## INSTRUCTION
Only the lines holding the string "this" are needed. Copy each one.

## Data records
[Start]
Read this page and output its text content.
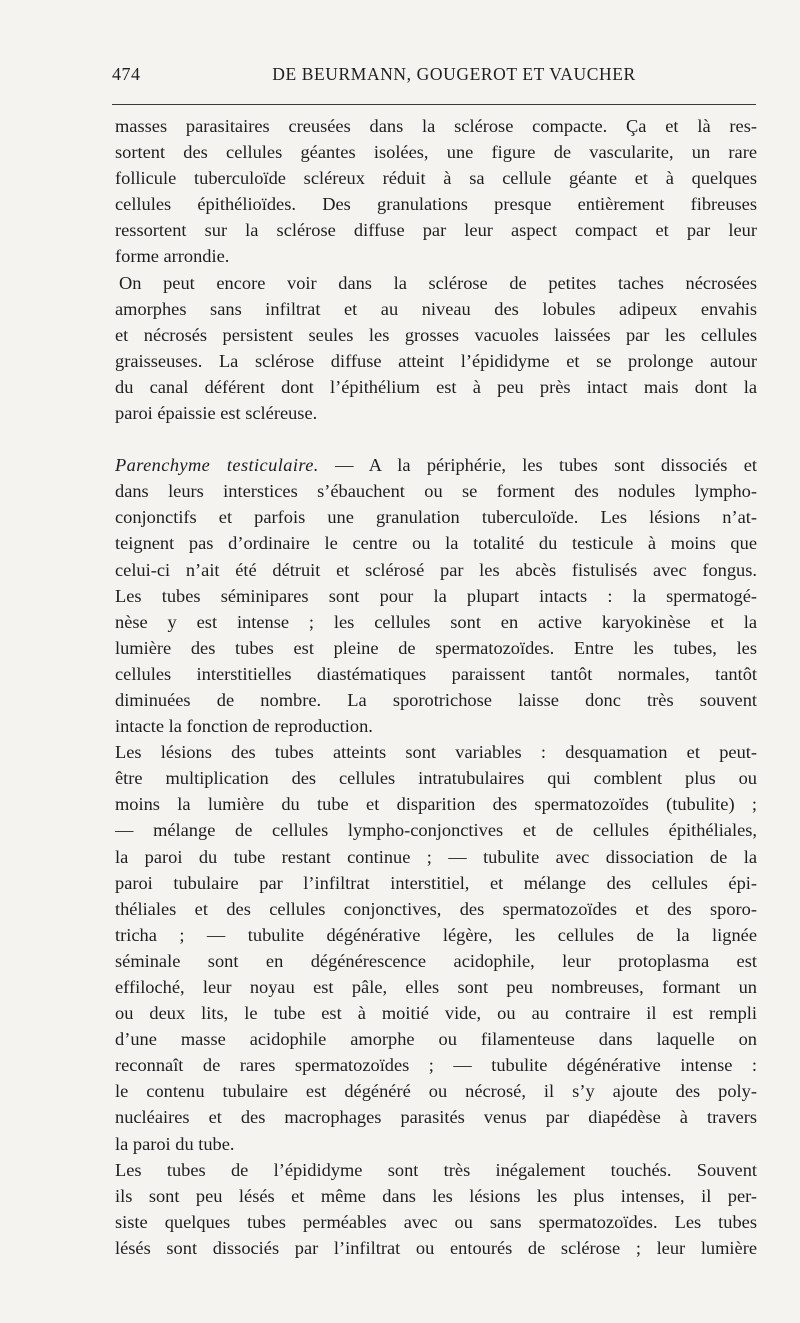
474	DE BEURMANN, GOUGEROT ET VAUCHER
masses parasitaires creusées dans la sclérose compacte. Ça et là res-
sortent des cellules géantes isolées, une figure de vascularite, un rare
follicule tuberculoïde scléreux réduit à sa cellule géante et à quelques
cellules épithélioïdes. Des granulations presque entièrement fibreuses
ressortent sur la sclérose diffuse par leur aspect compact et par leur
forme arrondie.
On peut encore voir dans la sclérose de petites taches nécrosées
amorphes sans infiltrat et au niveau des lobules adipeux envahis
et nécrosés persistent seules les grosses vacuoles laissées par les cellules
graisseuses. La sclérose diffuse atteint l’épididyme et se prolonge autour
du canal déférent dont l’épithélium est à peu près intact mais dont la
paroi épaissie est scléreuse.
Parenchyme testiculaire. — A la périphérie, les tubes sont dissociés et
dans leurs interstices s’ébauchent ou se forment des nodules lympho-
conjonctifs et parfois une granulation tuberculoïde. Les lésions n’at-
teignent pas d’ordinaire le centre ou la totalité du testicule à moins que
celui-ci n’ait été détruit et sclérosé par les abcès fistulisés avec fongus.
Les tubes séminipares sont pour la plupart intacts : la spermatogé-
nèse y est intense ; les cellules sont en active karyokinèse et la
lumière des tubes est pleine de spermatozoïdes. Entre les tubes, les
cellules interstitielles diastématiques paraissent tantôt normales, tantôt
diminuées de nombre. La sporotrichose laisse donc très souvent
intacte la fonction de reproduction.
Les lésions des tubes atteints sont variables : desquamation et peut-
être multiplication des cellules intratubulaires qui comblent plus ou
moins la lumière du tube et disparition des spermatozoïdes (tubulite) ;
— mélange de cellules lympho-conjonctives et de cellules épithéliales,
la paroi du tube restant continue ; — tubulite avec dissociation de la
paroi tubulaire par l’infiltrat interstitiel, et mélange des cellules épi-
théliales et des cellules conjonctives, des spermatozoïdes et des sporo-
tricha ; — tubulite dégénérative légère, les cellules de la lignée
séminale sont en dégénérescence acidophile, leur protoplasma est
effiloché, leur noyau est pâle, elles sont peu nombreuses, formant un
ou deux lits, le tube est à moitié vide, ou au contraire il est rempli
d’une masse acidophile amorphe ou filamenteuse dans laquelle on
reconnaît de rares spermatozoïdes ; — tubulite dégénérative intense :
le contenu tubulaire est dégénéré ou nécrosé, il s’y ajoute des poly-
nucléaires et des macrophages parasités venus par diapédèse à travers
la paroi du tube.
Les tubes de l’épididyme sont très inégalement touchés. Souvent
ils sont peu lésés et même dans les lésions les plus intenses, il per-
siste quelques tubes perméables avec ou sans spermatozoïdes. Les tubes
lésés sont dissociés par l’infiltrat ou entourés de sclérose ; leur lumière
[End]
[Start]
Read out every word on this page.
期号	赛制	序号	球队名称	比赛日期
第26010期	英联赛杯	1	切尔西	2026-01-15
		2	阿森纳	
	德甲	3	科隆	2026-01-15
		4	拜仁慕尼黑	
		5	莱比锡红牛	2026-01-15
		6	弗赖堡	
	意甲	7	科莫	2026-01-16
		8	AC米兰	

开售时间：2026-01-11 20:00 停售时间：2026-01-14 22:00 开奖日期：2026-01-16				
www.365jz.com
[End]
## THE RESPONSE
Read this page and output its text content.
Read out every word on this page.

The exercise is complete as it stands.